■ The task ■
Reproduce every line of the items below without any alteration.

■ Information provided ■
┏━━

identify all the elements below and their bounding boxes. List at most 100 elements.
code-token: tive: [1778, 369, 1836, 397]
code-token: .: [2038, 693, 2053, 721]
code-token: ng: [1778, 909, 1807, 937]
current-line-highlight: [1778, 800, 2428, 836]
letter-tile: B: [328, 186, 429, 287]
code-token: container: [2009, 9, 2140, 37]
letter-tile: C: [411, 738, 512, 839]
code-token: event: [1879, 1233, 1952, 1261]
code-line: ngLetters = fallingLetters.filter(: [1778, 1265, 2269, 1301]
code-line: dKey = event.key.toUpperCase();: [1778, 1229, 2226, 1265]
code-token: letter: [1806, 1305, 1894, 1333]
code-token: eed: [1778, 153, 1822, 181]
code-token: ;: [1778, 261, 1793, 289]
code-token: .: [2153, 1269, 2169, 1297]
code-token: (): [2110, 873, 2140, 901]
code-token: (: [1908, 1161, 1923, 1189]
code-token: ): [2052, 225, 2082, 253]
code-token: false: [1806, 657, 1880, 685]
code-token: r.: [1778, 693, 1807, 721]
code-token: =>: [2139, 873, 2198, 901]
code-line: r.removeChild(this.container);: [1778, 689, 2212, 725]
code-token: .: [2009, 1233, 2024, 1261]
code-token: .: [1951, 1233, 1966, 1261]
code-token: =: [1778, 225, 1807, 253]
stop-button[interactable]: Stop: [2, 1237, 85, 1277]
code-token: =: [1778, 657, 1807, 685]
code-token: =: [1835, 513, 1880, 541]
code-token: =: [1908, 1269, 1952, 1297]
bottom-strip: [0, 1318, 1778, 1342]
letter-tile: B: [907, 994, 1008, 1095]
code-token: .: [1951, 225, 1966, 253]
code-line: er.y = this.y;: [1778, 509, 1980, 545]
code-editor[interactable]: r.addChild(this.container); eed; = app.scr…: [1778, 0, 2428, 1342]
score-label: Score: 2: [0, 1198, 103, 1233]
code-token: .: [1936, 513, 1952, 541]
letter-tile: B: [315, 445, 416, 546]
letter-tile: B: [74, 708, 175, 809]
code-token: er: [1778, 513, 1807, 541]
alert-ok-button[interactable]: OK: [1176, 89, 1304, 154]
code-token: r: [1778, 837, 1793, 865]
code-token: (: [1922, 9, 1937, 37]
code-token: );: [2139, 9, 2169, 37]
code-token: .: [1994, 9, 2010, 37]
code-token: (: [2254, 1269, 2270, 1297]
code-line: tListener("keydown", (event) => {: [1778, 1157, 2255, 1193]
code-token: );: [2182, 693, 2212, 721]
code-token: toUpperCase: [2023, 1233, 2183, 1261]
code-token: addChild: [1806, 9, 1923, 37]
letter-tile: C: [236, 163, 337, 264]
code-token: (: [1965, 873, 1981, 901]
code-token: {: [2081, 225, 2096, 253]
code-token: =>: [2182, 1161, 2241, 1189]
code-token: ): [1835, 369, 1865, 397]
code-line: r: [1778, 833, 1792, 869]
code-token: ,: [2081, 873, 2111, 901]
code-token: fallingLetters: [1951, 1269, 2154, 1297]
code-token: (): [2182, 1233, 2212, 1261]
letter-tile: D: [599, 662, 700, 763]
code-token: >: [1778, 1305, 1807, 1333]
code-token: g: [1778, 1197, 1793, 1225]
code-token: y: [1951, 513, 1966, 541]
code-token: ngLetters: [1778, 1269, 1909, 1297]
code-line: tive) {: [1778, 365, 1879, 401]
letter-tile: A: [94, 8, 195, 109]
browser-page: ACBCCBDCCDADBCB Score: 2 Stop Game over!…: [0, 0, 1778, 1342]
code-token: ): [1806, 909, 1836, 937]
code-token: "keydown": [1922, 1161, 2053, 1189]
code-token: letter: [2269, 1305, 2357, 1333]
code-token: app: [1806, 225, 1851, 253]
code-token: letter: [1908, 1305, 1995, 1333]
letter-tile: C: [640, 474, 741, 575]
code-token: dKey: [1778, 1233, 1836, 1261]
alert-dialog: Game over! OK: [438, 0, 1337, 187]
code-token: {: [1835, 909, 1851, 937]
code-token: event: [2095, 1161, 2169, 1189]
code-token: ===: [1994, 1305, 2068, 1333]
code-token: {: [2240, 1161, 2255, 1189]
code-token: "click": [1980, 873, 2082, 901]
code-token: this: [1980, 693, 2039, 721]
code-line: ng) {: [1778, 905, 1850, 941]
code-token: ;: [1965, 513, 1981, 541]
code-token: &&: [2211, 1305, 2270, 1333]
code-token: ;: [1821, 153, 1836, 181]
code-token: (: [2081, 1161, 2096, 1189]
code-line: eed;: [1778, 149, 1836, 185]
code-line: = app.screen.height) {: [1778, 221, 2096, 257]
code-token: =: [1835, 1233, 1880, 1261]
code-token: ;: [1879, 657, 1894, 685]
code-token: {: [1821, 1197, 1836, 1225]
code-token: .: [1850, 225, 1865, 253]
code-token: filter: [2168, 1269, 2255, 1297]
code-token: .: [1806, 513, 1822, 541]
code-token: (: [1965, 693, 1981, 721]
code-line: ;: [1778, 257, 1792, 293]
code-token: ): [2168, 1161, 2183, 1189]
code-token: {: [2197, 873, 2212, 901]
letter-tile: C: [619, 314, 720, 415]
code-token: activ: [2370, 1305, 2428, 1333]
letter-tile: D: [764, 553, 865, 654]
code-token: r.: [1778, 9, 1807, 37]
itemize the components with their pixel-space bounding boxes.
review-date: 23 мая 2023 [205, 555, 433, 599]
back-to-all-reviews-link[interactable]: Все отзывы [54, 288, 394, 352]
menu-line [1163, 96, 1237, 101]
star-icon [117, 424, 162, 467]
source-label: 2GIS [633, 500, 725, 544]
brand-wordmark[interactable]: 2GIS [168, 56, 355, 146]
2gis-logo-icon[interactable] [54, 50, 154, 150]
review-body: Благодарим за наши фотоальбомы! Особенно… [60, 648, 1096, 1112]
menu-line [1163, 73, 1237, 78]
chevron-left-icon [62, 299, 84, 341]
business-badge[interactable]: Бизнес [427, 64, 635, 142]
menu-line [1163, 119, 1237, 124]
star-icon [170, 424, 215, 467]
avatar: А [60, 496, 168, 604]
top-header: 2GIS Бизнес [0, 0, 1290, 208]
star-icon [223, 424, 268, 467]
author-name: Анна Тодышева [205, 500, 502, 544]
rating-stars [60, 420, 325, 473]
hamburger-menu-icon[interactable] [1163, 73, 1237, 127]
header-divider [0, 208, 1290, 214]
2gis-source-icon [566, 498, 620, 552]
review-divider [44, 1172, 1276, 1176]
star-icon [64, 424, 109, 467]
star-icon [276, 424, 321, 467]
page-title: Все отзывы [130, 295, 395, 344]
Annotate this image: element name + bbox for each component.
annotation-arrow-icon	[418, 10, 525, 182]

┗━━

■ Written reply ■
identify all the elements below and their bounding boxes. List at most 100 elements.
code-token: tive: [1778, 369, 1836, 397]
code-token: .: [2038, 693, 2053, 721]
code-token: ng: [1778, 909, 1807, 937]
current-line-highlight: [1778, 800, 2428, 836]
letter-tile: B: [328, 186, 429, 287]
code-token: container: [2009, 9, 2140, 37]
letter-tile: C: [411, 738, 512, 839]
code-token: event: [1879, 1233, 1952, 1261]
code-line: ngLetters = fallingLetters.filter(: [1778, 1265, 2269, 1301]
code-line: dKey = event.key.toUpperCase();: [1778, 1229, 2226, 1265]
code-token: letter: [1806, 1305, 1894, 1333]
code-token: eed: [1778, 153, 1822, 181]
code-token: ;: [1778, 261, 1793, 289]
code-token: .: [2153, 1269, 2169, 1297]
code-token: (): [2110, 873, 2140, 901]
code-token: (: [1908, 1161, 1923, 1189]
code-token: ): [2052, 225, 2082, 253]
code-token: false: [1806, 657, 1880, 685]
code-token: r.: [1778, 693, 1807, 721]
code-token: =>: [2139, 873, 2198, 901]
code-line: r.removeChild(this.container);: [1778, 689, 2212, 725]
code-token: .: [2009, 1233, 2024, 1261]
code-token: .: [1951, 1233, 1966, 1261]
code-token: =: [1778, 225, 1807, 253]
stop-button[interactable]: Stop: [2, 1237, 85, 1277]
code-token: =: [1778, 657, 1807, 685]
code-token: =: [1835, 513, 1880, 541]
code-token: =: [1908, 1269, 1952, 1297]
bottom-strip: [0, 1318, 1778, 1342]
letter-tile: B: [907, 994, 1008, 1095]
code-token: .: [1951, 225, 1966, 253]
code-line: er.y = this.y;: [1778, 509, 1980, 545]
code-editor[interactable]: r.addChild(this.container); eed; = app.scr…: [1778, 0, 2428, 1342]
score-label: Score: 2: [0, 1198, 103, 1233]
code-token: .: [1936, 513, 1952, 541]
letter-tile: B: [315, 445, 416, 546]
letter-tile: B: [74, 708, 175, 809]
code-token: er: [1778, 513, 1807, 541]
alert-ok-button[interactable]: OK: [1176, 89, 1304, 154]
code-token: r: [1778, 837, 1793, 865]
code-token: (: [1922, 9, 1937, 37]
code-token: );: [2139, 9, 2169, 37]
code-token: .: [1994, 9, 2010, 37]
code-token: (: [2254, 1269, 2270, 1297]
code-line: tListener("keydown", (event) => {: [1778, 1157, 2255, 1193]
code-token: );: [2182, 693, 2212, 721]
code-token: toUpperCase: [2023, 1233, 2183, 1261]
code-token: addChild: [1806, 9, 1923, 37]
letter-tile: C: [236, 163, 337, 264]
code-token: (: [1965, 873, 1981, 901]
code-token: {: [2081, 225, 2096, 253]
code-token: =>: [2182, 1161, 2241, 1189]
code-token: ): [1835, 369, 1865, 397]
code-line: r: [1778, 833, 1792, 869]
code-token: ,: [2081, 873, 2111, 901]
code-token: fallingLetters: [1951, 1269, 2154, 1297]
code-token: (): [2182, 1233, 2212, 1261]
letter-tile: D: [599, 662, 700, 763]
code-token: >: [1778, 1305, 1807, 1333]
code-token: g: [1778, 1197, 1793, 1225]
code-token: y: [1951, 513, 1966, 541]
code-token: ngLetters: [1778, 1269, 1909, 1297]
code-line: tive) {: [1778, 365, 1879, 401]
letter-tile: A: [94, 8, 195, 109]
browser-page: ACBCCBDCCDADBCB Score: 2 Stop Game over!…: [0, 0, 1778, 1342]
code-token: ): [1806, 909, 1836, 937]
code-token: "keydown": [1922, 1161, 2053, 1189]
code-token: letter: [2269, 1305, 2357, 1333]
code-token: app: [1806, 225, 1851, 253]
code-token: letter: [1908, 1305, 1995, 1333]
letter-tile: C: [640, 474, 741, 575]
code-token: dKey: [1778, 1233, 1836, 1261]
alert-dialog: Game over! OK: [438, 0, 1337, 187]
code-token: {: [1835, 909, 1851, 937]
code-token: event: [2095, 1161, 2169, 1189]
code-token: ===: [1994, 1305, 2068, 1333]
code-token: {: [2240, 1161, 2255, 1189]
code-token: "click": [1980, 873, 2082, 901]
code-token: this: [1980, 693, 2039, 721]
code-line: ng) {: [1778, 905, 1850, 941]
code-token: ;: [1965, 513, 1981, 541]
code-token: &&: [2211, 1305, 2270, 1333]
code-token: ;: [1821, 153, 1836, 181]
code-token: (: [2081, 1161, 2096, 1189]
code-line: eed;: [1778, 149, 1836, 185]
code-line: = app.screen.height) {: [1778, 221, 2096, 257]
code-token: =: [1835, 1233, 1880, 1261]
code-token: ;: [1879, 657, 1894, 685]
code-token: {: [1821, 1197, 1836, 1225]
code-token: .: [1850, 225, 1865, 253]
code-token: filter: [2168, 1269, 2255, 1297]
code-token: .: [1806, 513, 1822, 541]
code-token: (: [1965, 693, 1981, 721]
code-line: ;: [1778, 257, 1792, 293]
code-token: ): [2168, 1161, 2183, 1189]
code-token: {: [2197, 873, 2212, 901]
letter-tile: C: [619, 314, 720, 415]
code-token: activ: [2370, 1305, 2428, 1333]
letter-tile: D: [764, 553, 865, 654]
code-token: r.: [1778, 9, 1807, 37]
itemize the components with their pixel-space bounding boxes.
review-date: 23 мая 2023 [205, 555, 433, 599]
back-to-all-reviews-link[interactable]: Все отзывы [54, 288, 394, 352]
menu-line [1163, 96, 1237, 101]
star-icon [117, 424, 162, 467]
source-label: 2GIS [633, 500, 725, 544]
brand-wordmark[interactable]: 2GIS [168, 56, 355, 146]
2gis-logo-icon[interactable] [54, 50, 154, 150]
review-body: Благодарим за наши фотоальбомы! Особенно… [60, 648, 1096, 1112]
menu-line [1163, 73, 1237, 78]
chevron-left-icon [62, 299, 84, 341]
business-badge[interactable]: Бизнес [427, 64, 635, 142]
menu-line [1163, 119, 1237, 124]
star-icon [170, 424, 215, 467]
avatar: А [60, 496, 168, 604]
top-header: 2GIS Бизнес [0, 0, 1290, 208]
star-icon [223, 424, 268, 467]
author-name: Анна Тодышева [205, 500, 502, 544]
rating-stars [60, 420, 325, 473]
hamburger-menu-icon[interactable] [1163, 73, 1237, 127]
header-divider [0, 208, 1290, 214]
2gis-source-icon [566, 498, 620, 552]
review-divider [44, 1172, 1276, 1176]
star-icon [64, 424, 109, 467]
star-icon [276, 424, 321, 467]
page-title: Все отзывы [130, 295, 395, 344]
Annotate this image: element name + bbox for each component.
annotation-arrow-icon	[418, 10, 525, 182]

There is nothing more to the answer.